» **Goal**:
Repeat each entry as written and leave the images out of the copy.

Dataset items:
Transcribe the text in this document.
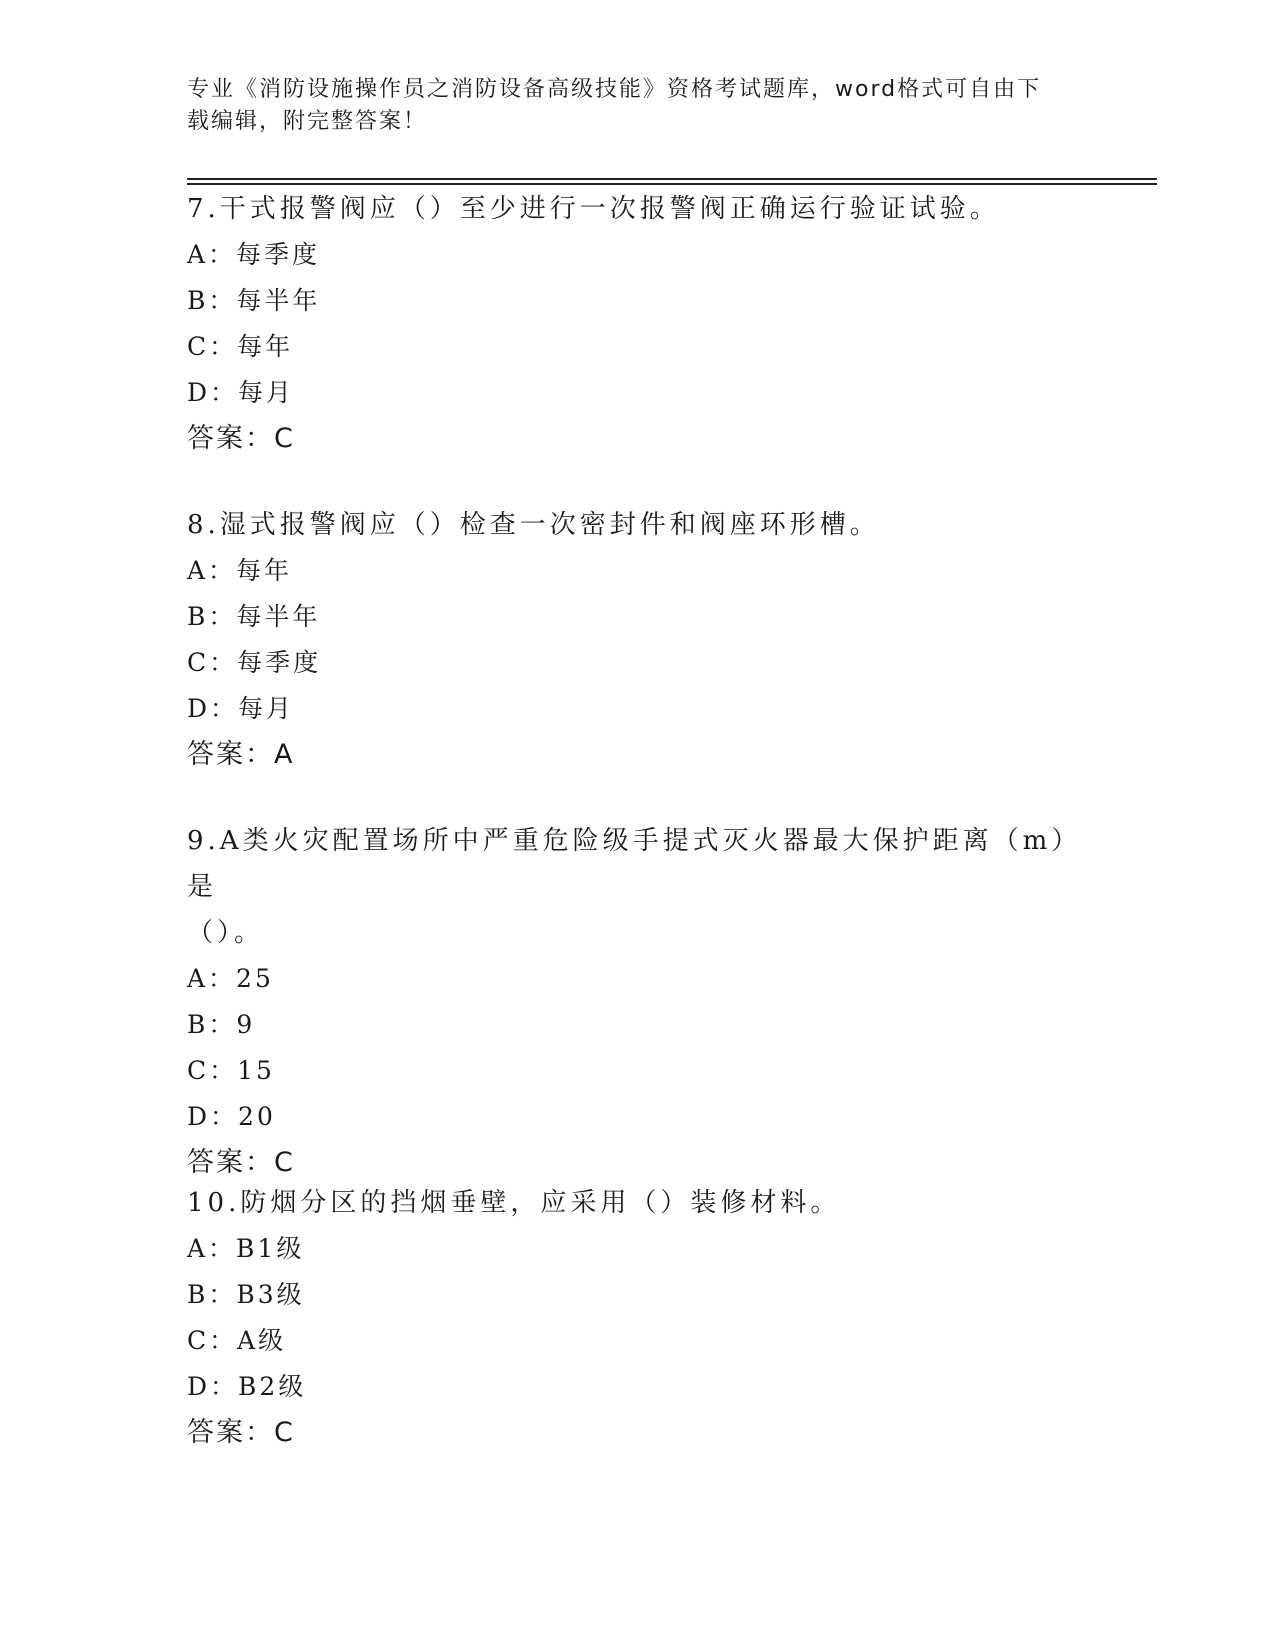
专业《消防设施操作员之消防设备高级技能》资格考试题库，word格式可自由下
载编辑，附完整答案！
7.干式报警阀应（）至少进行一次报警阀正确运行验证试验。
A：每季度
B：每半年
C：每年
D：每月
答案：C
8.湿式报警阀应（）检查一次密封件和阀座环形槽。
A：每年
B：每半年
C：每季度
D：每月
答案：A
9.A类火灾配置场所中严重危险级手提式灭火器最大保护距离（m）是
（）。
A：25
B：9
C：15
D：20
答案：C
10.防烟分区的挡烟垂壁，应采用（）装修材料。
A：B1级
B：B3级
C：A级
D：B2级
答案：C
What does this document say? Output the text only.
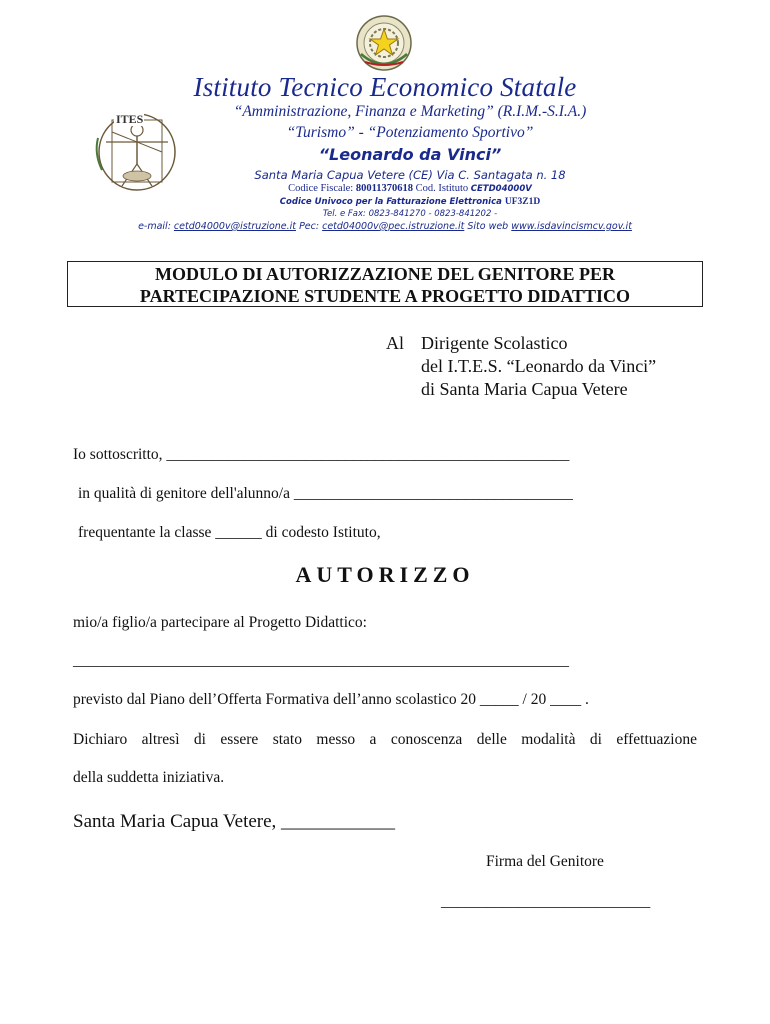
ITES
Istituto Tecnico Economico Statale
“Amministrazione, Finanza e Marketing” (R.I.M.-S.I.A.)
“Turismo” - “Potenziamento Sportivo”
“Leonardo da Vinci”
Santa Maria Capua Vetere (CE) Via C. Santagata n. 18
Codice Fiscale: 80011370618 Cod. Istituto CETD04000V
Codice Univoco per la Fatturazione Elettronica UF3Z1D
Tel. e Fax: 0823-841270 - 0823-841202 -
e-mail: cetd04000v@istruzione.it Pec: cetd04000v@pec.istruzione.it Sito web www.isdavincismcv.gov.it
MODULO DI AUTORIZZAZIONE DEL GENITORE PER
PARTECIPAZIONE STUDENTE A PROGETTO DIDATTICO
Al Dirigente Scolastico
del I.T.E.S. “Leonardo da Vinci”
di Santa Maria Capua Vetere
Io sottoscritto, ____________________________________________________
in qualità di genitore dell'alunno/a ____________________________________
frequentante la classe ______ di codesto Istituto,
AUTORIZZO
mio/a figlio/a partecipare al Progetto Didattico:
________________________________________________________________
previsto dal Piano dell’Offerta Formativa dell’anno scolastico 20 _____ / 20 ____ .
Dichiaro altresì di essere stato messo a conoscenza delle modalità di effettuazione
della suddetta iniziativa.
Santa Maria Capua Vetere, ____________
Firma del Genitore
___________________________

» **Response to the exercise**:
Transcribe the text in this document.
专业《消防设施操作员之消防设备高级技能》资格考试题库，word格式可自由下
载编辑，附完整答案！
7.干式报警阀应（）至少进行一次报警阀正确运行验证试验。
A：每季度
B：每半年
C：每年
D：每月
答案：C
8.湿式报警阀应（）检查一次密封件和阀座环形槽。
A：每年
B：每半年
C：每季度
D：每月
答案：A
9.A类火灾配置场所中严重危险级手提式灭火器最大保护距离（m）是
（）。
A：25
B：9
C：15
D：20
答案：C
10.防烟分区的挡烟垂壁，应采用（）装修材料。
A：B1级
B：B3级
C：A级
D：B2级
答案：C
What does this document say? Output the text only.
ITES
Istituto Tecnico Economico Statale
“Amministrazione, Finanza e Marketing” (R.I.M.-S.I.A.)
“Turismo” - “Potenziamento Sportivo”
“Leonardo da Vinci”
Santa Maria Capua Vetere (CE) Via C. Santagata n. 18
Codice Fiscale: 80011370618 Cod. Istituto CETD04000V
Codice Univoco per la Fatturazione Elettronica UF3Z1D
Tel. e Fax: 0823-841270 - 0823-841202 -
e-mail: cetd04000v@istruzione.it Pec: cetd04000v@pec.istruzione.it Sito web www.isdavincismcv.gov.it
MODULO DI AUTORIZZAZIONE DEL GENITORE PER
PARTECIPAZIONE STUDENTE A PROGETTO DIDATTICO
Al Dirigente Scolastico
del I.T.E.S. “Leonardo da Vinci”
di Santa Maria Capua Vetere
Io sottoscritto, ____________________________________________________
in qualità di genitore dell'alunno/a ____________________________________
frequentante la classe ______ di codesto Istituto,
AUTORIZZO
mio/a figlio/a partecipare al Progetto Didattico:
________________________________________________________________
previsto dal Piano dell’Offerta Formativa dell’anno scolastico 20 _____ / 20 ____ .
Dichiaro altresì di essere stato messo a conoscenza delle modalità di effettuazione
della suddetta iniziativa.
Santa Maria Capua Vetere, ____________
Firma del Genitore
___________________________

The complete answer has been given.